» EXERCISE BRIEF: Locate the lines of the listing below that hold "title", then copy each of them.

Source data:
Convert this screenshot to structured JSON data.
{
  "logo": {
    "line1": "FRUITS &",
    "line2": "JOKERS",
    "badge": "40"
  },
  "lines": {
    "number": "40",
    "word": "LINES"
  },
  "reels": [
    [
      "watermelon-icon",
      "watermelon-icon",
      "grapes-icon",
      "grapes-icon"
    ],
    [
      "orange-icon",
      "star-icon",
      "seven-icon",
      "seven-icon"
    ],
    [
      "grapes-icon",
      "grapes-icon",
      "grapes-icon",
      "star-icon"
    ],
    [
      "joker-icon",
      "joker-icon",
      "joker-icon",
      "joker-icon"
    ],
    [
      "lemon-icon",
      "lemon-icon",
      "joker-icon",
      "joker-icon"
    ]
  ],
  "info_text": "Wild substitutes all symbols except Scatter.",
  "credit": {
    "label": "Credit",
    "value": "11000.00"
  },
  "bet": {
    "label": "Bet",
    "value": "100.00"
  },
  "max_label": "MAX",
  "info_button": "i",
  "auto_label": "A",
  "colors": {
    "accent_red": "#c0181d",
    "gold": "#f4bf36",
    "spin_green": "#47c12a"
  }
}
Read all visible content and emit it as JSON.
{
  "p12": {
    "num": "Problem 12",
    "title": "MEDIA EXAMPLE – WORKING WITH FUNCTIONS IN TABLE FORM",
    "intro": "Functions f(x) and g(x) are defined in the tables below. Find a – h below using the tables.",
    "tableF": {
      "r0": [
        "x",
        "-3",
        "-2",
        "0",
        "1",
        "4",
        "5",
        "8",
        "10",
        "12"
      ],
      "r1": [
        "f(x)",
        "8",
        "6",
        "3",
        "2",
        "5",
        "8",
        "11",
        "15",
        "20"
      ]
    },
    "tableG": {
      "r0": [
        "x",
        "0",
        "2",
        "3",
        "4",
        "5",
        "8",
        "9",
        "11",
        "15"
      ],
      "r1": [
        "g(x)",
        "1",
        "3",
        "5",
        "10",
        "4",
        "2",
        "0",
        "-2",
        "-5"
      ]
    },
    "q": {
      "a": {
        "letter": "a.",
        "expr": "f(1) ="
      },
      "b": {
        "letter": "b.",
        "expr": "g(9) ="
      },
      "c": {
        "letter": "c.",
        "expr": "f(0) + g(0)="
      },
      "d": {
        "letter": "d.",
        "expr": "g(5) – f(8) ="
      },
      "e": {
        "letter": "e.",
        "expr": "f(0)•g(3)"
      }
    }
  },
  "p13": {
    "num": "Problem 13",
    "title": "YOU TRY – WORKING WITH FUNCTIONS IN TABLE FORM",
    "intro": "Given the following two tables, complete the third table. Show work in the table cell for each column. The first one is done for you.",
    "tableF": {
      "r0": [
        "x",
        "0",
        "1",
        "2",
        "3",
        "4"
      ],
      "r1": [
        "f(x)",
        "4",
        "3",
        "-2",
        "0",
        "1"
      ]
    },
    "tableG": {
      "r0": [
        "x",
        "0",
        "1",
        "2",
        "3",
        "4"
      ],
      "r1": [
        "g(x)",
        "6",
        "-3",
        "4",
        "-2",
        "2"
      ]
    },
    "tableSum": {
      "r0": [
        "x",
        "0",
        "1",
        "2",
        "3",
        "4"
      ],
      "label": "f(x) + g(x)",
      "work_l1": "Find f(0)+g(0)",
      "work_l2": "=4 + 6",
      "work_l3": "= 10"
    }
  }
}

» EXERCISE OUTPUT:
    "title": "MEDIA EXAMPLE – WORKING WITH FUNCTIONS IN TABLE FORM",
    "title": "YOU TRY – WORKING WITH FUNCTIONS IN TABLE FORM",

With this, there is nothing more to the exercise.